PROBLEM REQUIREMENTS | Print out the entries below with no edits.

MATERIAL TO PROCESS |
+===+

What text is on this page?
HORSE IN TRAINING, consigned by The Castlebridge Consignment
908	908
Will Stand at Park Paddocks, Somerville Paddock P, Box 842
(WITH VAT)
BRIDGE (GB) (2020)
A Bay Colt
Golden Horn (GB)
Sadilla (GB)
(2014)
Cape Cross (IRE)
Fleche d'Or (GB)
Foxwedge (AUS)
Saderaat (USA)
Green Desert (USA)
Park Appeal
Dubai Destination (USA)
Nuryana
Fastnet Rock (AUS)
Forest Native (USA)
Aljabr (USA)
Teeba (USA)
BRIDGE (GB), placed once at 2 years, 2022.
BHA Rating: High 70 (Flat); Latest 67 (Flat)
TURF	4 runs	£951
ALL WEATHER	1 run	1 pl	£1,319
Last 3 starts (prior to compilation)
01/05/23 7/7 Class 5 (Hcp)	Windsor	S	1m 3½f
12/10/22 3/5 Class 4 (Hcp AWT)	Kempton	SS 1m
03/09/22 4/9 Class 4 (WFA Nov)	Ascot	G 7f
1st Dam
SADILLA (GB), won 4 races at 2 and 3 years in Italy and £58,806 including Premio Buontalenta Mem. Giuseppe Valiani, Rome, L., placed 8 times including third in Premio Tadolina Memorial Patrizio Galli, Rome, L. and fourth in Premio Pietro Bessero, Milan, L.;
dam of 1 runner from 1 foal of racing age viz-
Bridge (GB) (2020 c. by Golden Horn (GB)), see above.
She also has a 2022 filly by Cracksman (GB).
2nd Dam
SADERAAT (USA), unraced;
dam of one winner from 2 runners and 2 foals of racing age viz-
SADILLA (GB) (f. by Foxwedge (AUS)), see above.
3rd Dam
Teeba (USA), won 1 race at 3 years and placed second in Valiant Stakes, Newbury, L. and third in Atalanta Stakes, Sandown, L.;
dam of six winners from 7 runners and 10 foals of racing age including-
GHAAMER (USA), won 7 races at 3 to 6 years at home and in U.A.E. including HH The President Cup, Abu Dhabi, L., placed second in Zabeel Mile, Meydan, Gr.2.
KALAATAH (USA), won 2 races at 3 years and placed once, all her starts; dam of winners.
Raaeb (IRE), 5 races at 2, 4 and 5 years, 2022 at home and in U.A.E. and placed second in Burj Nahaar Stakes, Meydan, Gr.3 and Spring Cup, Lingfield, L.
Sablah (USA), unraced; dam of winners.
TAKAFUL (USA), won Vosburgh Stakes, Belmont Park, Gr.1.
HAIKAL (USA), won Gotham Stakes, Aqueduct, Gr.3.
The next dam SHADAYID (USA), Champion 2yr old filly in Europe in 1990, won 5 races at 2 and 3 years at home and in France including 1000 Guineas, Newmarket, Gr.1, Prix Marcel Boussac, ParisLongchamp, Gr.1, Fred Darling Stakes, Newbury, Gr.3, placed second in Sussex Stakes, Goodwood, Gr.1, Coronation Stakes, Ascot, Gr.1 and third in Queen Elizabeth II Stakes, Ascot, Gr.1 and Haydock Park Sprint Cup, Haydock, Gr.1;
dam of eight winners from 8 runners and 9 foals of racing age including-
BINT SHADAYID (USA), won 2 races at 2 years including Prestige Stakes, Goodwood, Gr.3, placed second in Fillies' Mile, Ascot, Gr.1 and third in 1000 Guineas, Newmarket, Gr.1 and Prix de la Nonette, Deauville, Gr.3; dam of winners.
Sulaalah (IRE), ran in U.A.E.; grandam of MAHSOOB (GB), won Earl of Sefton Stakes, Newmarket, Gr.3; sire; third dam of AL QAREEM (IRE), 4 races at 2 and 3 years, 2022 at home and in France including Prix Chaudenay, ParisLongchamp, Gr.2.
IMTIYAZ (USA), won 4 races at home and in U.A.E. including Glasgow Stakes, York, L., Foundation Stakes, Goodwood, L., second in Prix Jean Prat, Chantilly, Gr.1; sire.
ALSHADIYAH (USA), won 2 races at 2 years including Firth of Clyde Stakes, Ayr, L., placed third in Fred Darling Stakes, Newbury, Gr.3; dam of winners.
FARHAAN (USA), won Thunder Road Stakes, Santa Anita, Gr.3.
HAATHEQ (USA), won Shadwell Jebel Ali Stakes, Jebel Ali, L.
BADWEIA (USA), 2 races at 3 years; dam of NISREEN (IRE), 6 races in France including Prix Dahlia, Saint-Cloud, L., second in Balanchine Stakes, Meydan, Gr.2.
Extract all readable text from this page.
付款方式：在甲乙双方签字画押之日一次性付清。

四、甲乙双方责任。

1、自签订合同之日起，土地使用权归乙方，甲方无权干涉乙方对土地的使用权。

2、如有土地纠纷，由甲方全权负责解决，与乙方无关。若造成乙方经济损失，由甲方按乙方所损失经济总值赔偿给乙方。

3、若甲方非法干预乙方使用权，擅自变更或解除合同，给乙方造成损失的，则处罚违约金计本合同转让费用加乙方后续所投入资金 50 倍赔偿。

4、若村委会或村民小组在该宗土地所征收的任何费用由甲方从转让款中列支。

+===+

EXPECTED ANSWER |
What text is on this page?
HORSE IN TRAINING, consigned by The Castlebridge Consignment
908	908
Will Stand at Park Paddocks, Somerville Paddock P, Box 842
(WITH VAT)
BRIDGE (GB) (2020)
A Bay Colt
Golden Horn (GB)
Sadilla (GB)
(2014)
Cape Cross (IRE)
Fleche d'Or (GB)
Foxwedge (AUS)
Saderaat (USA)
Green Desert (USA)
Park Appeal
Dubai Destination (USA)
Nuryana
Fastnet Rock (AUS)
Forest Native (USA)
Aljabr (USA)
Teeba (USA)
BRIDGE (GB), placed once at 2 years, 2022.
BHA Rating: High 70 (Flat); Latest 67 (Flat)
TURF	4 runs	£951
ALL WEATHER	1 run	1 pl	£1,319
Last 3 starts (prior to compilation)
01/05/23 7/7 Class 5 (Hcp)	Windsor	S	1m 3½f
12/10/22 3/5 Class 4 (Hcp AWT)	Kempton	SS 1m
03/09/22 4/9 Class 4 (WFA Nov)	Ascot	G 7f
1st Dam
SADILLA (GB), won 4 races at 2 and 3 years in Italy and £58,806 including Premio Buontalenta Mem. Giuseppe Valiani, Rome, L., placed 8 times including third in Premio Tadolina Memorial Patrizio Galli, Rome, L. and fourth in Premio Pietro Bessero, Milan, L.;
dam of 1 runner from 1 foal of racing age viz-
Bridge (GB) (2020 c. by Golden Horn (GB)), see above.
She also has a 2022 filly by Cracksman (GB).
2nd Dam
SADERAAT (USA), unraced;
dam of one winner from 2 runners and 2 foals of racing age viz-
SADILLA (GB) (f. by Foxwedge (AUS)), see above.
3rd Dam
Teeba (USA), won 1 race at 3 years and placed second in Valiant Stakes, Newbury, L. and third in Atalanta Stakes, Sandown, L.;
dam of six winners from 7 runners and 10 foals of racing age including-
GHAAMER (USA), won 7 races at 3 to 6 years at home and in U.A.E. including HH The President Cup, Abu Dhabi, L., placed second in Zabeel Mile, Meydan, Gr.2.
KALAATAH (USA), won 2 races at 3 years and placed once, all her starts; dam of winners.
Raaeb (IRE), 5 races at 2, 4 and 5 years, 2022 at home and in U.A.E. and placed second in Burj Nahaar Stakes, Meydan, Gr.3 and Spring Cup, Lingfield, L.
Sablah (USA), unraced; dam of winners.
TAKAFUL (USA), won Vosburgh Stakes, Belmont Park, Gr.1.
HAIKAL (USA), won Gotham Stakes, Aqueduct, Gr.3.
The next dam SHADAYID (USA), Champion 2yr old filly in Europe in 1990, won 5 races at 2 and 3 years at home and in France including 1000 Guineas, Newmarket, Gr.1, Prix Marcel Boussac, ParisLongchamp, Gr.1, Fred Darling Stakes, Newbury, Gr.3, placed second in Sussex Stakes, Goodwood, Gr.1, Coronation Stakes, Ascot, Gr.1 and third in Queen Elizabeth II Stakes, Ascot, Gr.1 and Haydock Park Sprint Cup, Haydock, Gr.1;
dam of eight winners from 8 runners and 9 foals of racing age including-
BINT SHADAYID (USA), won 2 races at 2 years including Prestige Stakes, Goodwood, Gr.3, placed second in Fillies' Mile, Ascot, Gr.1 and third in 1000 Guineas, Newmarket, Gr.1 and Prix de la Nonette, Deauville, Gr.3; dam of winners.
Sulaalah (IRE), ran in U.A.E.; grandam of MAHSOOB (GB), won Earl of Sefton Stakes, Newmarket, Gr.3; sire; third dam of AL QAREEM (IRE), 4 races at 2 and 3 years, 2022 at home and in France including Prix Chaudenay, ParisLongchamp, Gr.2.
IMTIYAZ (USA), won 4 races at home and in U.A.E. including Glasgow Stakes, York, L., Foundation Stakes, Goodwood, L., second in Prix Jean Prat, Chantilly, Gr.1; sire.
ALSHADIYAH (USA), won 2 races at 2 years including Firth of Clyde Stakes, Ayr, L., placed third in Fred Darling Stakes, Newbury, Gr.3; dam of winners.
FARHAAN (USA), won Thunder Road Stakes, Santa Anita, Gr.3.
HAATHEQ (USA), won Shadwell Jebel Ali Stakes, Jebel Ali, L.
BADWEIA (USA), 2 races at 3 years; dam of NISREEN (IRE), 6 races in France including Prix Dahlia, Saint-Cloud, L., second in Balanchine Stakes, Meydan, Gr.2.
Extract all readable text from this page.
付款方式：在甲乙双方签字画押之日一次性付清。

四、甲乙双方责任。

1、自签订合同之日起，土地使用权归乙方，甲方无权干涉乙方对土地的使用权。

2、如有土地纠纷，由甲方全权负责解决，与乙方无关。若造成乙方经济损失，由甲方按乙方所损失经济总值赔偿给乙方。

3、若甲方非法干预乙方使用权，擅自变更或解除合同，给乙方造成损失的，则处罚违约金计本合同转让费用加乙方后续所投入资金 50 倍赔偿。

4、若村委会或村民小组在该宗土地所征收的任何费用由甲方从转让款中列支。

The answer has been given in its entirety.